* Aim of the task *
In the listing below, locate the lines bearing the word "xlabel". Copy every one of them.

Records that describe figures
──────
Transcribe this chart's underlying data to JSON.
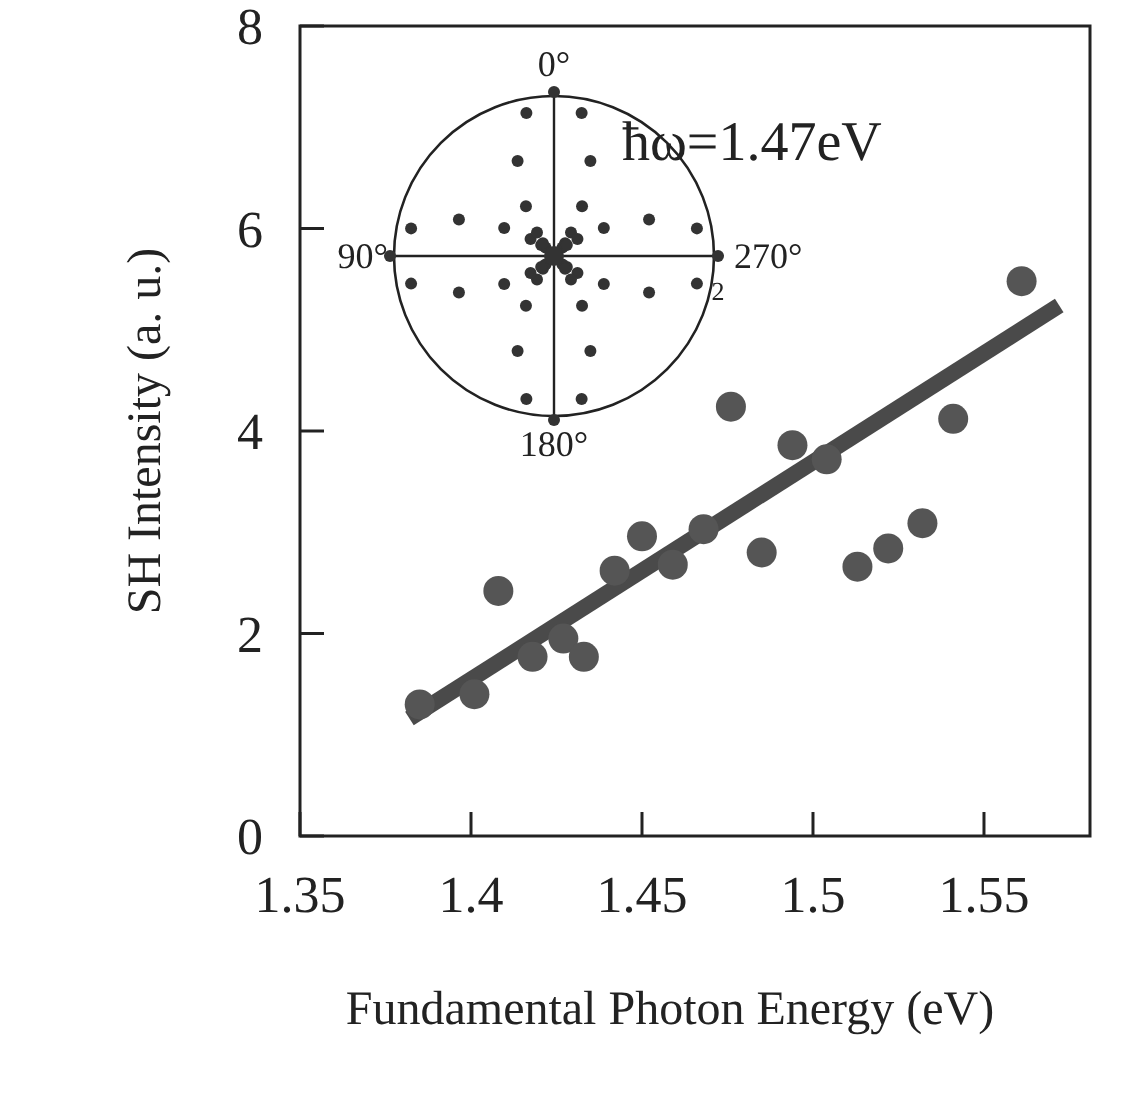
{
  "chart_data": [
    {
      "type": "scatter",
      "xlabel": "Fundamental Photon Energy (eV)",
      "ylabel": "SH Intensity (a. u.)",
      "xlim": [
        1.35,
        1.581
      ],
      "ylim": [
        0,
        8
      ],
      "xticks": [
        1.35,
        1.4,
        1.45,
        1.5,
        1.55
      ],
      "yticks": [
        0,
        2,
        4,
        6,
        8
      ],
      "grid": false,
      "series": [
        {
          "type": "scatter",
          "color": "#555555",
          "marker": "circle",
          "x": [
            1.385,
            1.401,
            1.408,
            1.418,
            1.427,
            1.433,
            1.442,
            1.45,
            1.459,
            1.468,
            1.476,
            1.485,
            1.494,
            1.504,
            1.513,
            1.522,
            1.532,
            1.541,
            1.561
          ],
          "values": [
            1.3,
            1.4,
            2.42,
            1.77,
            1.95,
            1.77,
            2.62,
            2.96,
            2.68,
            3.03,
            4.24,
            2.8,
            3.86,
            3.72,
            2.66,
            2.84,
            3.09,
            4.12,
            5.48
          ]
        },
        {
          "type": "line",
          "color": "#4a4a4a",
          "line_style": "solid",
          "x": [
            1.382,
            1.572
          ],
          "values": [
            1.16,
            5.24
          ]
        }
      ]
    },
    {
      "type": "other",
      "annotations": [
        "0°",
        "90°",
        "180°",
        "270°",
        "ħω=1.47eV",
        "2"
      ]
    }
  ]
}
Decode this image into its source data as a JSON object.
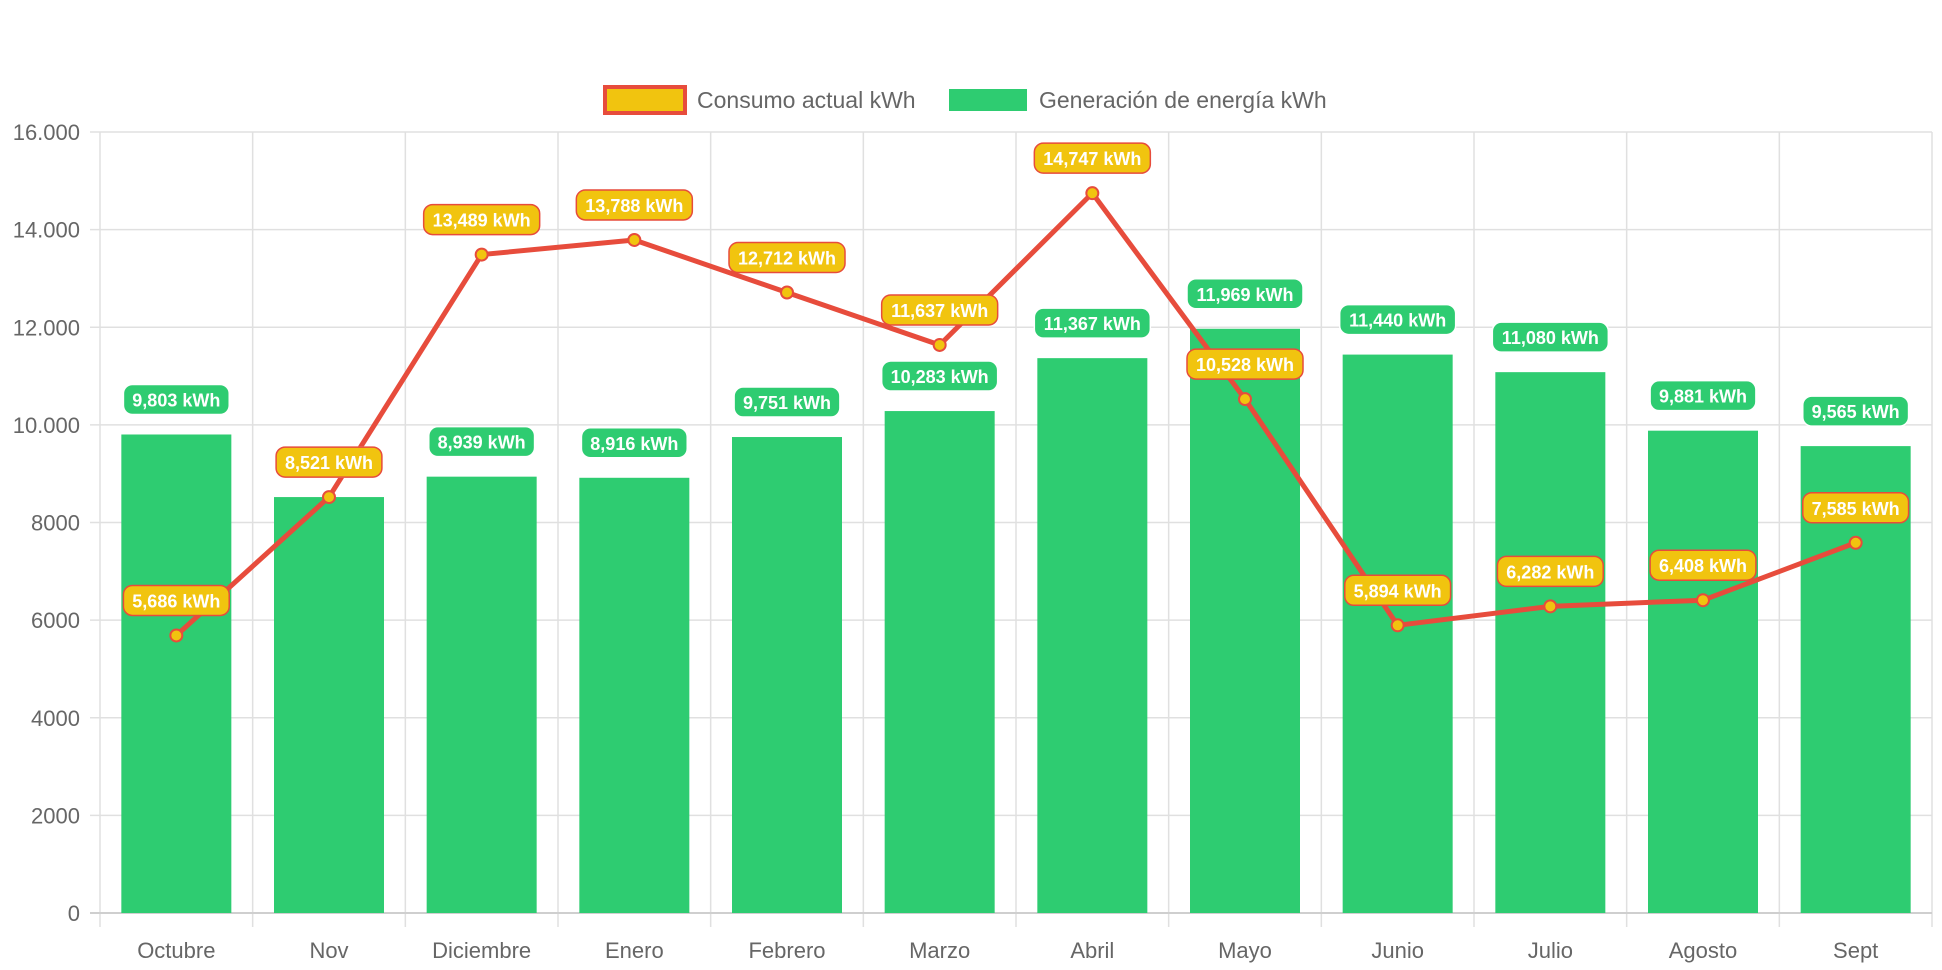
{
  "chart_data": {
    "type": "bar",
    "title": "",
    "xlabel": "",
    "ylabel": "",
    "ylim": [
      0,
      16000
    ],
    "y_ticks": [
      0,
      2000,
      4000,
      6000,
      8000,
      10000,
      12000,
      14000,
      16000
    ],
    "y_tick_labels": [
      "0",
      "2000",
      "4000",
      "6000",
      "8000",
      "10.000",
      "12.000",
      "14.000",
      "16.000"
    ],
    "grid": true,
    "legend_position": "top-center",
    "categories": [
      "Octubre",
      "Nov",
      "Diciembre",
      "Enero",
      "Febrero",
      "Marzo",
      "Abril",
      "Mayo",
      "Junio",
      "Julio",
      "Agosto",
      "Sept"
    ],
    "series": [
      {
        "name": "Consumo actual kWh",
        "type": "line",
        "color": "#e74c3c",
        "fill": "#f1c40f",
        "values": [
          5686,
          8521,
          13489,
          13788,
          12712,
          11637,
          14747,
          10528,
          5894,
          6282,
          6408,
          7585
        ],
        "labels": [
          "5,686 kWh",
          "8,521 kWh",
          "13,489 kWh",
          "13,788 kWh",
          "12,712 kWh",
          "11,637 kWh",
          "14,747 kWh",
          "10,528 kWh",
          "5,894 kWh",
          "6,282 kWh",
          "6,408 kWh",
          "7,585 kWh"
        ]
      },
      {
        "name": "Generación de energía kWh",
        "type": "bar",
        "color": "#2ecc71",
        "values": [
          9803,
          8521,
          8939,
          8916,
          9751,
          10283,
          11367,
          11969,
          11440,
          11080,
          9881,
          9565
        ],
        "labels": [
          "9,803 kWh",
          "8,521 kWh",
          "8,939 kWh",
          "8,916 kWh",
          "9,751 kWh",
          "10,283 kWh",
          "11,367 kWh",
          "11,969 kWh",
          "11,440 kWh",
          "11,080 kWh",
          "9,881 kWh",
          "9,565 kWh"
        ]
      }
    ]
  }
}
──────
* Solution for this exercise *
      "xlabel": "Fundamental Photon Energy (eV)",
    "xlabel": "",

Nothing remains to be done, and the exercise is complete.